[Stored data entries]

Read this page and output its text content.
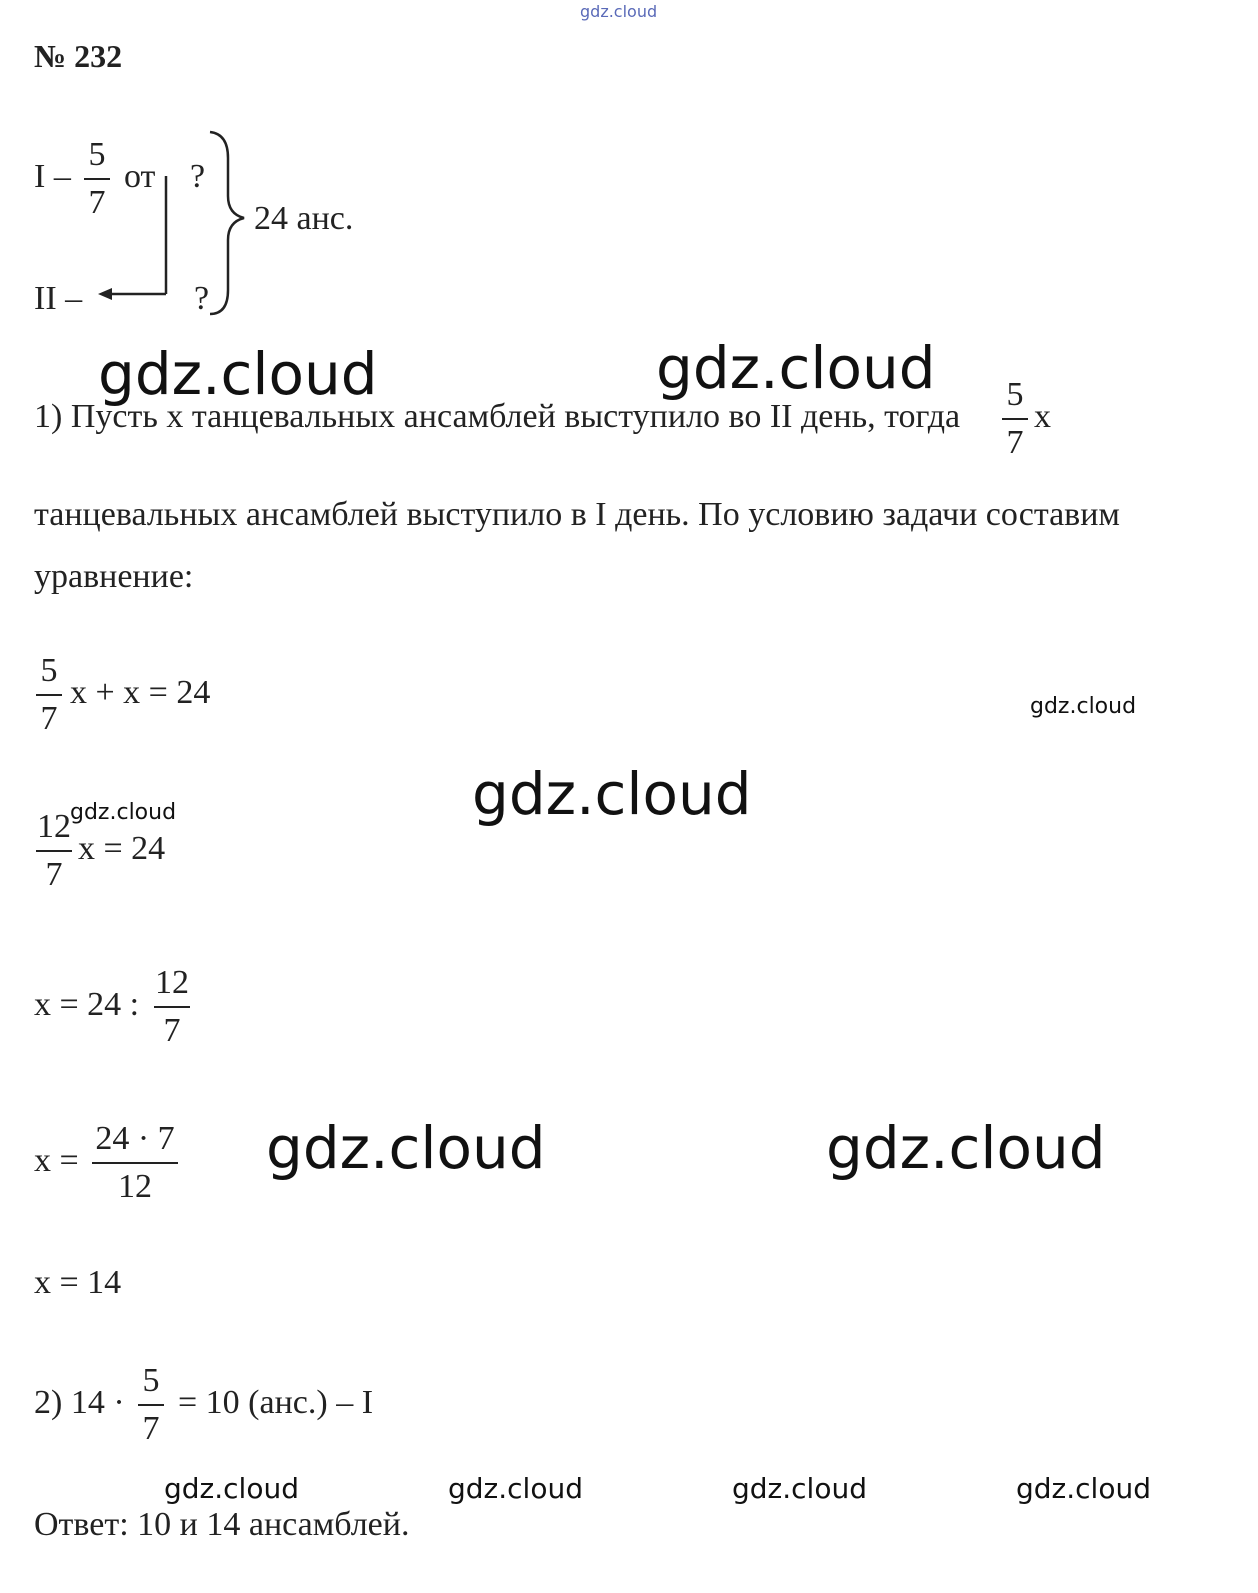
gdz.cloud
№ 232
I –
5
7
от ?
II –	?
24 анс.
gdz.cloud	gdz.cloud
1) Пусть х танцевальных ансамблей выступило во II день, тогда
5
7
х
танцевальных ансамблей выступило в I день. По условию задачи составим
уравнение:
5
7
x + x = 24	gdz.cloud
gdz.cloud
12
7
x = 24
gdz.cloud
x = 24 :
12
7
x =
24 · 7
12
gdz.cloud	gdz.cloud
x = 14
2) 14 ·
5
7
= 10 (анс.) – I
gdz.cloud	gdz.cloud	gdz.cloud	gdz.cloud
Ответ: 10 и 14 ансамблей.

**Work instructions:**
Transcribe the material exactly, leaving every picture out.

**Solved problem:**
Read this page and output its text content.
gdz.cloud
№ 232
I –
5
7
от ?
II –	?
24 анс.
gdz.cloud	gdz.cloud
1) Пусть х танцевальных ансамблей выступило во II день, тогда
5
7
х
танцевальных ансамблей выступило в I день. По условию задачи составим
уравнение:
5
7
x + x = 24	gdz.cloud
gdz.cloud
12
7
x = 24
gdz.cloud
x = 24 :
12
7
x =
24 · 7
12
gdz.cloud	gdz.cloud
x = 14
2) 14 ·
5
7
= 10 (анс.) – I
gdz.cloud	gdz.cloud	gdz.cloud	gdz.cloud
Ответ: 10 и 14 ансамблей.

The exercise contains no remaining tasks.